- **WHAT THE EXERCISE ASKS**:
Output every line of the listing below as a numbered list, skipping blank lines and leaving out the pictures.

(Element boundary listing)
━━━━━━━━━━

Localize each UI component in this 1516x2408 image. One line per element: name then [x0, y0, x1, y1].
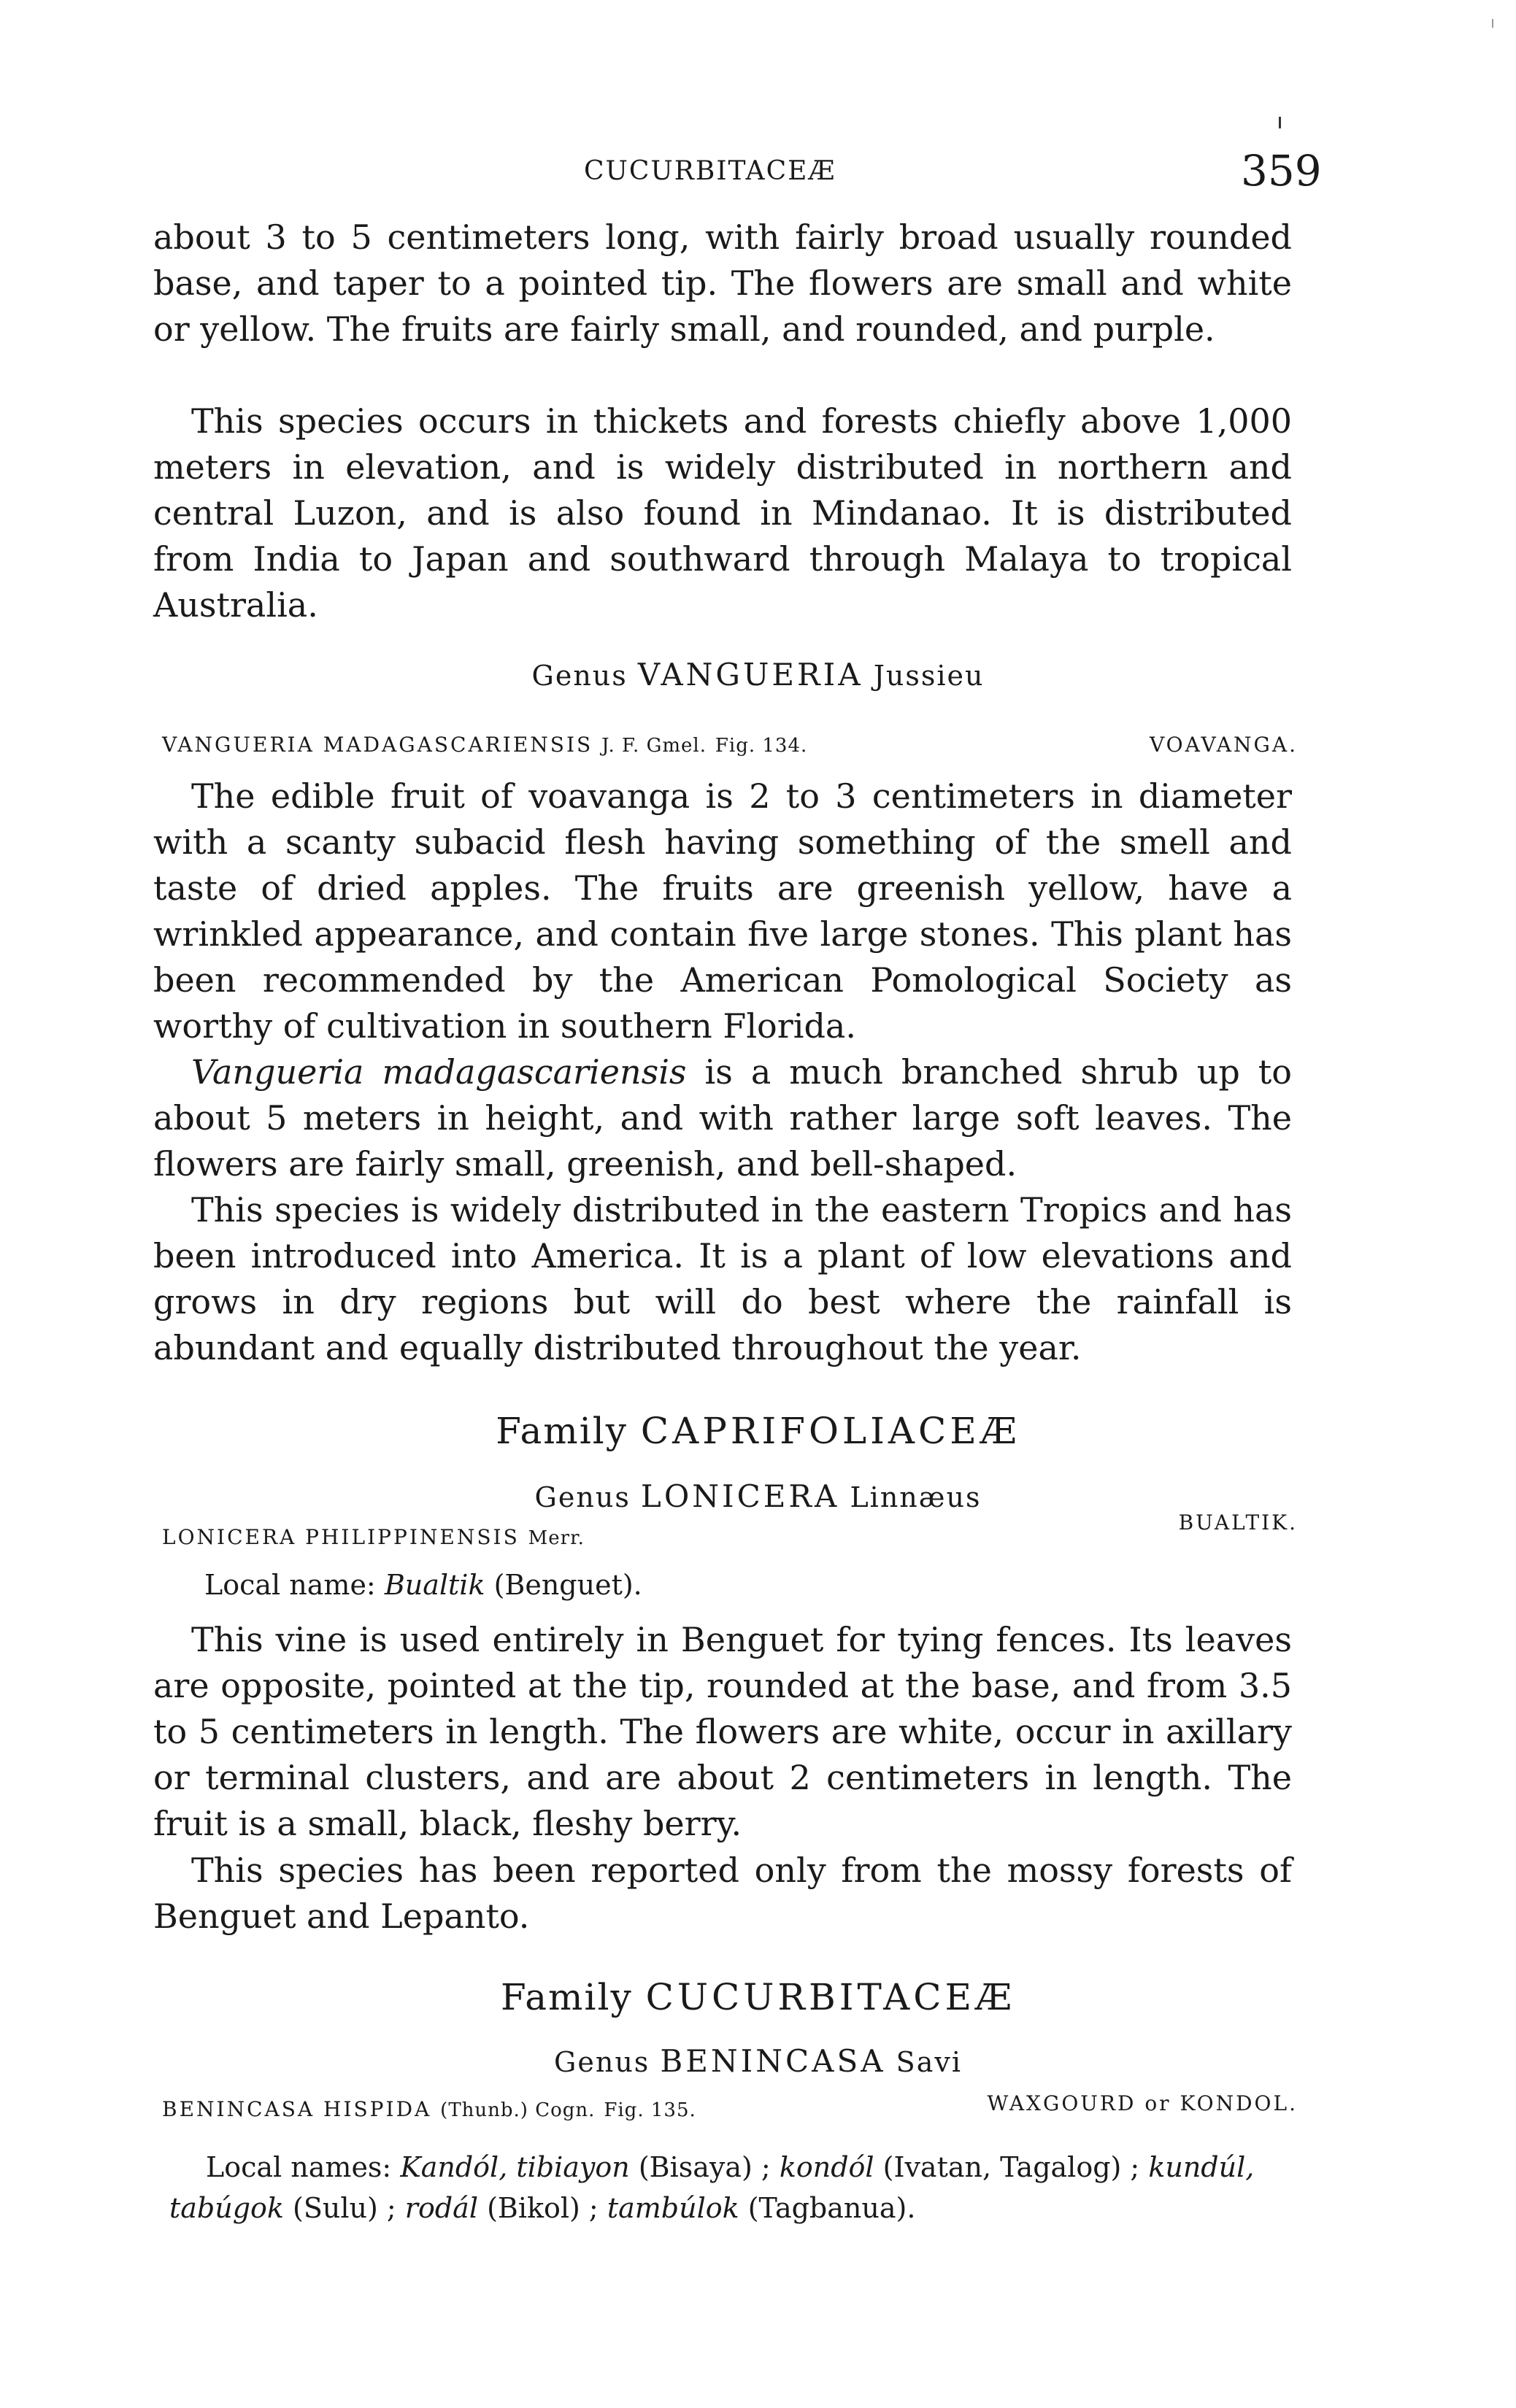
- species-name: BENINCASA HISPIDA: [162, 2097, 432, 2121]
- scan-mark: [1279, 117, 1281, 128]
- species-line: [162, 1510, 1298, 1549]
- local-region: (Sulu) ;: [283, 2192, 405, 2224]
- local-name: Kandól, tibiayon: [400, 2151, 630, 2183]
- paragraph: about 3 to 5 centimeters long, with fairly broad usually rounded base, and taper to a pointed tip. The flowers are small and white or yellow. The fruits are fairly small, and rounded, and purple.: [153, 217, 1292, 349]
- species-author: (Thunb.) Cogn.: [440, 2099, 596, 2121]
- family-name: CUCURBITACEÆ: [645, 1976, 1016, 2018]
- common-name: WAXGOURD or KONDOL.: [987, 2091, 1298, 2115]
- species-author: Merr.: [528, 1527, 585, 1549]
- scan-mark: [1492, 19, 1493, 28]
- family-heading: [0, 1410, 1516, 1452]
- genus-author: Linnæus: [850, 1481, 982, 1513]
- local-region: (Bisaya) ;: [629, 2151, 780, 2183]
- paragraph: This species is widely distributed in the eastern Tropics and has been introduced into America. It is a plant of low elevations and grows in dry regions but will do best where the rainfall is abundant and equally distributed throughout the year.: [153, 1190, 1292, 1367]
- genus-heading: [0, 657, 1516, 692]
- species-italic: Vangueria madagascariensis: [191, 1052, 687, 1092]
- common-name: VOAVANGA.: [1149, 733, 1298, 757]
- local-region: (Tagbanua).: [739, 2192, 916, 2224]
- species-name: VANGUERIA MADAGASCARIENSIS: [162, 733, 593, 757]
- genus-prefix: Genus: [531, 660, 628, 692]
- common-name: BUALTIK.: [1178, 1510, 1298, 1535]
- local-name: kundúl, tabúgok: [169, 2151, 1255, 2224]
- local-label: Local names:: [206, 2151, 401, 2183]
- paragraph: The edible fruit of voavanga is 2 to 3 centimeters in diameter with a scanty subacid flesh having something of the smell and taste of dried apples. The fruits are greenish yellow, have a wrinkled appearance, and contain five large stones. This plant has been recommended by the American Pomological Society as worthy of cultivation in southern Florida.: [153, 776, 1292, 1046]
- local-name: rodál: [404, 2192, 478, 2224]
- family-heading: [0, 1976, 1516, 2018]
- genus-prefix: Genus: [534, 1481, 631, 1513]
- figure-ref: Fig. 135.: [604, 2099, 696, 2121]
- local-name: Bualtik: [384, 1569, 485, 1601]
- family-name: CAPRIFOLIACEÆ: [640, 1410, 1020, 1452]
- genus-heading: [0, 2043, 1516, 2079]
- local-name: tambúlok: [607, 2192, 739, 2224]
- local-name-line: [204, 1569, 1299, 1601]
- species-name: LONICERA PHILIPPINENSIS: [162, 1525, 520, 1549]
- genus-prefix: Genus: [554, 2046, 650, 2078]
- family-prefix: Family: [496, 1410, 628, 1452]
- running-title: CUCURBITACEÆ: [584, 156, 836, 186]
- species-line: [162, 2091, 1298, 2121]
- paragraph: This species has been reported only from the mossy forests of Benguet and Lepanto.: [153, 1851, 1292, 1936]
- genus-author: Jussieu: [873, 660, 985, 692]
- species-author: J. F. Gmel.: [601, 735, 707, 757]
- local-names-line: [169, 2147, 1308, 2228]
- paragraph: [153, 1049, 1292, 1187]
- page-number: 359: [1241, 146, 1322, 196]
- local-name: kondól: [779, 2151, 874, 2183]
- genus-name: LONICERA: [640, 1478, 840, 1514]
- genus-author: Savi: [896, 2046, 962, 2078]
- paragraph-text: is a much branched shrub up to about 5 meters in height, and with rather large soft leaves. The flowers are fairly small, greenish, and bell-shaped.: [153, 1052, 1292, 1184]
- local-region: (Bikol) ;: [477, 2192, 607, 2224]
- paragraph: This vine is used entirely in Benguet for tying fences. Its leaves are opposite, pointed at the tip, rounded at the base, and from 3.5 to 5 centimeters in length. The flowers are white, occur in axillary or terminal clusters, and are about 2 centimeters in length. The fruit is a small, black, fleshy berry.: [153, 1620, 1292, 1843]
- local-region: (Benguet).: [485, 1569, 642, 1601]
- local-region: (Ivatan, Tagalog) ;: [874, 2151, 1149, 2183]
- species-line: [162, 733, 1298, 757]
- genus-name: VANGUERIA: [637, 657, 863, 692]
- family-prefix: Family: [500, 1976, 633, 2018]
- local-label: Local name:: [204, 1569, 385, 1601]
- paragraph: This species occurs in thickets and forests chiefly above 1,000 meters in elevation, and is widely distributed in northern and central Luzon, and is also found in Mindanao. It is distributed from India to Japan and southward through Malaya to tropical Australia.: [153, 401, 1292, 625]
- genus-name: BENINCASA: [660, 2043, 886, 2079]
- genus-heading: [0, 1478, 1516, 1514]
- figure-ref: Fig. 134.: [715, 735, 808, 757]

━━━━━━━━━━

- **THE ANSWER**:
1. Localize each UI component in this 1516x2408 image. One line per element: name then [x0, y0, x1, y1].
2. - species-name: BENINCASA HISPIDA: [162, 2097, 432, 2121]
3. - scan-mark: [1279, 117, 1281, 128]
4. - species-line: [162, 1510, 1298, 1549]
5. - local-region: (Sulu) ;: [283, 2192, 405, 2224]
6. - local-name: Kandól, tibiayon: [400, 2151, 630, 2183]
7. - paragraph: about 3 to 5 centimeters long, with fairly broad usually rounded base, and taper to a pointed tip. The flowers are small and white or yellow. The fruits are fairly small, and rounded, and purple.: [153, 217, 1292, 349]
8. - species-author: (Thunb.) Cogn.: [440, 2099, 596, 2121]
9. - family-name: CUCURBITACEÆ: [645, 1976, 1016, 2018]
10. - common-name: WAXGOURD or KONDOL.: [987, 2091, 1298, 2115]
11. - species-author: Merr.: [528, 1527, 585, 1549]
12. - scan-mark: [1492, 19, 1493, 28]
13. - family-heading: [0, 1410, 1516, 1452]
14. - genus-author: Linnæus: [850, 1481, 982, 1513]
15. - local-region: (Bisaya) ;: [629, 2151, 780, 2183]
16. - paragraph: This species is widely distributed in the eastern Tropics and has been introduced into America. It is a plant of low elevations and grows in dry regions but will do best where the rainfall is abundant and equally distributed throughout the year.: [153, 1190, 1292, 1367]
17. - genus-heading: [0, 657, 1516, 692]
18. - species-italic: Vangueria madagascariensis: [191, 1052, 687, 1092]
19. - common-name: VOAVANGA.: [1149, 733, 1298, 757]
20. - local-region: (Tagbanua).: [739, 2192, 916, 2224]
21. - species-name: VANGUERIA MADAGASCARIENSIS: [162, 733, 593, 757]
22. - genus-prefix: Genus: [531, 660, 628, 692]
23. - common-name: BUALTIK.: [1178, 1510, 1298, 1535]
24. - local-name: kundúl, tabúgok: [169, 2151, 1255, 2224]
25. - local-label: Local names:: [206, 2151, 401, 2183]
26. - paragraph: The edible fruit of voavanga is 2 to 3 centimeters in diameter with a scanty subacid flesh having something of the smell and taste of dried apples. The fruits are greenish yellow, have a wrinkled appearance, and contain five large stones. This plant has been recommended by the American Pomological Society as worthy of cultivation in southern Florida.: [153, 776, 1292, 1046]
27. - local-name: rodál: [404, 2192, 478, 2224]
28. - family-heading: [0, 1976, 1516, 2018]
29. - genus-prefix: Genus: [534, 1481, 631, 1513]
30. - figure-ref: Fig. 135.: [604, 2099, 696, 2121]
31. - local-name: Bualtik: [384, 1569, 485, 1601]
32. - family-name: CAPRIFOLIACEÆ: [640, 1410, 1020, 1452]
33. - genus-heading: [0, 2043, 1516, 2079]
34. - local-name: tambúlok: [607, 2192, 739, 2224]
35. - local-name-line: [204, 1569, 1299, 1601]
36. - species-name: LONICERA PHILIPPINENSIS: [162, 1525, 520, 1549]
37. - genus-prefix: Genus: [554, 2046, 650, 2078]
38. - family-prefix: Family: [496, 1410, 628, 1452]
39. - running-title: CUCURBITACEÆ: [584, 156, 836, 186]
40. - species-line: [162, 2091, 1298, 2121]
41. - paragraph: This species has been reported only from the mossy forests of Benguet and Lepanto.: [153, 1851, 1292, 1936]
42. - genus-author: Jussieu: [873, 660, 985, 692]
43. - species-author: J. F. Gmel.: [601, 735, 707, 757]
44. - local-names-line: [169, 2147, 1308, 2228]
45. - paragraph: [153, 1049, 1292, 1187]
46. - page-number: 359: [1241, 146, 1322, 196]
47. - local-name: kondól: [779, 2151, 874, 2183]
48. - genus-name: LONICERA: [640, 1478, 840, 1514]
49. - genus-author: Savi: [896, 2046, 962, 2078]
50. - paragraph-text: is a much branched shrub up to about 5 meters in height, and with rather large soft leaves. The flowers are fairly small, greenish, and bell-shaped.: [153, 1052, 1292, 1184]
51. - local-region: (Bikol) ;: [477, 2192, 607, 2224]
52. - paragraph: This vine is used entirely in Benguet for tying fences. Its leaves are opposite, pointed at the tip, rounded at the base, and from 3.5 to 5 centimeters in length. The flowers are white, occur in axillary or terminal clusters, and are about 2 centimeters in length. The fruit is a small, black, fleshy berry.: [153, 1620, 1292, 1843]
53. - local-region: (Benguet).: [485, 1569, 642, 1601]
54. - local-region: (Ivatan, Tagalog) ;: [874, 2151, 1149, 2183]
55. - species-line: [162, 733, 1298, 757]
56. - genus-name: VANGUERIA: [637, 657, 863, 692]
57. - family-prefix: Family: [500, 1976, 633, 2018]
58. - local-label: Local name:: [204, 1569, 385, 1601]
59. - paragraph: This species occurs in thickets and forests chiefly above 1,000 meters in elevation, and is widely distributed in northern and central Luzon, and is also found in Mindanao. It is distributed from India to Japan and southward through Malaya to tropical Australia.: [153, 401, 1292, 625]
60. - genus-name: BENINCASA: [660, 2043, 886, 2079]
61. - genus-heading: [0, 1478, 1516, 1514]
62. - figure-ref: Fig. 134.: [715, 735, 808, 757]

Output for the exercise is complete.